Put the items from the first one up to and including the line that contains "list-item-text bbox=[203, 1522, 990, 1580]" into a JSON list of strings, one string per line, leaving out blank lines.

>>>

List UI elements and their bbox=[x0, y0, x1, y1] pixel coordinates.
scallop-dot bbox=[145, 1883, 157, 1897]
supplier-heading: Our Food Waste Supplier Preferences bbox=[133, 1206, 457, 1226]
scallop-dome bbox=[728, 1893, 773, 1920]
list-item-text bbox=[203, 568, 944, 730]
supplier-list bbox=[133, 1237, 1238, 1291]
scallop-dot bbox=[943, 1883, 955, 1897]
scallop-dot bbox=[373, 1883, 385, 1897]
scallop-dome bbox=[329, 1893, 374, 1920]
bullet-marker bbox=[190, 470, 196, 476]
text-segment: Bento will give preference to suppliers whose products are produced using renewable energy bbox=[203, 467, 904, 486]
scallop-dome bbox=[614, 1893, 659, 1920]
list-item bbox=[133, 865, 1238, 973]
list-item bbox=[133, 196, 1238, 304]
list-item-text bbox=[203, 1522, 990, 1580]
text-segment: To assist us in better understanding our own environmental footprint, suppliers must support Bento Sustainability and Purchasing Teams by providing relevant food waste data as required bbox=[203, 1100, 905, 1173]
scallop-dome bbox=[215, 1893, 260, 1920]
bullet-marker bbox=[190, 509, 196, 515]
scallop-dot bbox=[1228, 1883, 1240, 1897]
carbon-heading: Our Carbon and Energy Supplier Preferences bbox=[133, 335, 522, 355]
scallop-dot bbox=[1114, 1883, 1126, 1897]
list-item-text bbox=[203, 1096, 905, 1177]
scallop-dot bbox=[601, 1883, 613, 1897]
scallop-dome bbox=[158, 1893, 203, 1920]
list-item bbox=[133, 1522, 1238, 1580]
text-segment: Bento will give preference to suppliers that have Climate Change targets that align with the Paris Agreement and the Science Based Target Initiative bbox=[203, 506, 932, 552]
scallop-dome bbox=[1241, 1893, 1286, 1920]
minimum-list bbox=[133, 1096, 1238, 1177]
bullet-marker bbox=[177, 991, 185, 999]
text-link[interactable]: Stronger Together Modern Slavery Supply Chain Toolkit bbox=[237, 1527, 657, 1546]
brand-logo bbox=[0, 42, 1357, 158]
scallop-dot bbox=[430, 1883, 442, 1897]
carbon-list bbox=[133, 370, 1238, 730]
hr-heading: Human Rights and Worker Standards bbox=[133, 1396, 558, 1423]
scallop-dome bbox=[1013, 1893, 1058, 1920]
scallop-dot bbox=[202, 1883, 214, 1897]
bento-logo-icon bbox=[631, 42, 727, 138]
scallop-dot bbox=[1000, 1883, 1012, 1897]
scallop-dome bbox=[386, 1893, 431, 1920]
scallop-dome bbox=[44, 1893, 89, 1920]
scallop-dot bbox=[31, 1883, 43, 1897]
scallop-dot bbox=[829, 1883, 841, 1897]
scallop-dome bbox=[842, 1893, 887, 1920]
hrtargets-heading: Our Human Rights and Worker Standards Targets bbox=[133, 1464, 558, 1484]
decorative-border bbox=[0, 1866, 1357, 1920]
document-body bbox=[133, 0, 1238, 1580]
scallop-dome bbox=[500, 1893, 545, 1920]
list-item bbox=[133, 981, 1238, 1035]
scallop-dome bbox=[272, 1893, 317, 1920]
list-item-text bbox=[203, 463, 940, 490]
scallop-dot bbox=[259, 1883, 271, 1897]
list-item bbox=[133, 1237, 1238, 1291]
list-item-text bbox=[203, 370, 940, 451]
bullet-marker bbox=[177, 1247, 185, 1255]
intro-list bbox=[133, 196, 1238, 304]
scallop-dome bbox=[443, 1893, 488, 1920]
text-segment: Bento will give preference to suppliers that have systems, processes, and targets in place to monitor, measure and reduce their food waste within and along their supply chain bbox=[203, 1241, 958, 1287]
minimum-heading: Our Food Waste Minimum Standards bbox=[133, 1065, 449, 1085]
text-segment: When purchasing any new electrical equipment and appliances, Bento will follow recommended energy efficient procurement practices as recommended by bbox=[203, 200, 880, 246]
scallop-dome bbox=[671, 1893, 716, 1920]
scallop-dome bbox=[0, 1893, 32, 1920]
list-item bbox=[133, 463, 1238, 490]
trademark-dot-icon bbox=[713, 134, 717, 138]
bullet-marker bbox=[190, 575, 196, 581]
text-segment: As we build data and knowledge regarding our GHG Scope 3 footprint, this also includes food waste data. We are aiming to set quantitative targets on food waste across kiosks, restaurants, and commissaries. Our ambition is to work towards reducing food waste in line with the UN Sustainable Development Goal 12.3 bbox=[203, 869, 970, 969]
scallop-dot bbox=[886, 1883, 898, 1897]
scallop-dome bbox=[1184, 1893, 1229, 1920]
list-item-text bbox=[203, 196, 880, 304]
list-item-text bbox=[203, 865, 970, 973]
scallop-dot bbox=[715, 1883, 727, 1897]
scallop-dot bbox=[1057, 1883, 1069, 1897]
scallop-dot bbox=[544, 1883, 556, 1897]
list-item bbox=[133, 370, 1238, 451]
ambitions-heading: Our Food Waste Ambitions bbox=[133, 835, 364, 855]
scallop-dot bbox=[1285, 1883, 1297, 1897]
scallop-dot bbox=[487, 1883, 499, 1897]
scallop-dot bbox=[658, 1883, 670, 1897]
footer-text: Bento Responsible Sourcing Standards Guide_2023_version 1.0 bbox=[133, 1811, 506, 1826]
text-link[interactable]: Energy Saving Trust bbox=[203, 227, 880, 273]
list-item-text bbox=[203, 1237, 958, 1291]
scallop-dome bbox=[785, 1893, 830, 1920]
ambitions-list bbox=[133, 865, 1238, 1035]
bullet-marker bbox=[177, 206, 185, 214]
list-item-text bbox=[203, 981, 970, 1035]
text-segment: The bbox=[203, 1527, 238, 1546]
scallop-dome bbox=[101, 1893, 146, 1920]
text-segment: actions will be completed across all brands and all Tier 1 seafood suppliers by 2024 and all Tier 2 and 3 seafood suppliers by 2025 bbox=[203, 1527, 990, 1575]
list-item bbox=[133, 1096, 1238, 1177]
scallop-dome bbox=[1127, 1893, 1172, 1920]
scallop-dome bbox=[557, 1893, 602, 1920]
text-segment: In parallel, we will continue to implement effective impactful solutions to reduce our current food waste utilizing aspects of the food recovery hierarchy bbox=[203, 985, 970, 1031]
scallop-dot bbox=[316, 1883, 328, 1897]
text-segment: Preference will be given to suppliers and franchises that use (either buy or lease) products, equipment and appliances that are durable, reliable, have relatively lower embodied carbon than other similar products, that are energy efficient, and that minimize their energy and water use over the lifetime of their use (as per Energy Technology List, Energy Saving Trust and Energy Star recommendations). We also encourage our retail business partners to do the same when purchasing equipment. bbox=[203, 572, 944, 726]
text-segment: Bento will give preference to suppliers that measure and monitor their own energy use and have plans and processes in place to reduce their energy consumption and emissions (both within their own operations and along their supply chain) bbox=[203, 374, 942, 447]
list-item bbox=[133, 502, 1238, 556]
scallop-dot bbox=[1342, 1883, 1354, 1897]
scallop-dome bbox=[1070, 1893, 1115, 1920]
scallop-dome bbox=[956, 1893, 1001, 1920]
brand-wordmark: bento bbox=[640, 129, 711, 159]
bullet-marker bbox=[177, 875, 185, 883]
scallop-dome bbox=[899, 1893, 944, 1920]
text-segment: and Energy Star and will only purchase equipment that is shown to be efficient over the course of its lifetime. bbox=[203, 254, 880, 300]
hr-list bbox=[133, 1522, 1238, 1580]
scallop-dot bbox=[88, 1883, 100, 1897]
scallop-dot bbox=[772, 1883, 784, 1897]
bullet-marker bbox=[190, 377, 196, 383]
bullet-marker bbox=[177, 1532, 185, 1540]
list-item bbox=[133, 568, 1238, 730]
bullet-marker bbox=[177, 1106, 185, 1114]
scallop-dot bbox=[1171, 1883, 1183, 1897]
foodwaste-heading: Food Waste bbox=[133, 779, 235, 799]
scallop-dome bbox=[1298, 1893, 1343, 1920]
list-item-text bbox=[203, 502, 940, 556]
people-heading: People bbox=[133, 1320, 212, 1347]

<<<

Response>
[
  "List UI elements and their bbox=[x0, y0, x1, y1] pixel coordinates.",
  "scallop-dot bbox=[145, 1883, 157, 1897]",
  "supplier-heading: Our Food Waste Supplier Preferences bbox=[133, 1206, 457, 1226]",
  "scallop-dome bbox=[728, 1893, 773, 1920]",
  "list-item-text bbox=[203, 568, 944, 730]",
  "supplier-list bbox=[133, 1237, 1238, 1291]",
  "scallop-dot bbox=[943, 1883, 955, 1897]",
  "scallop-dot bbox=[373, 1883, 385, 1897]",
  "scallop-dome bbox=[329, 1893, 374, 1920]",
  "bullet-marker bbox=[190, 470, 196, 476]",
  "text-segment: Bento will give preference to suppliers whose products are produced using renewable energy bbox=[203, 467, 904, 486]",
  "scallop-dome bbox=[614, 1893, 659, 1920]",
  "list-item bbox=[133, 865, 1238, 973]",
  "list-item bbox=[133, 196, 1238, 304]",
  "list-item-text bbox=[203, 1522, 990, 1580]"
]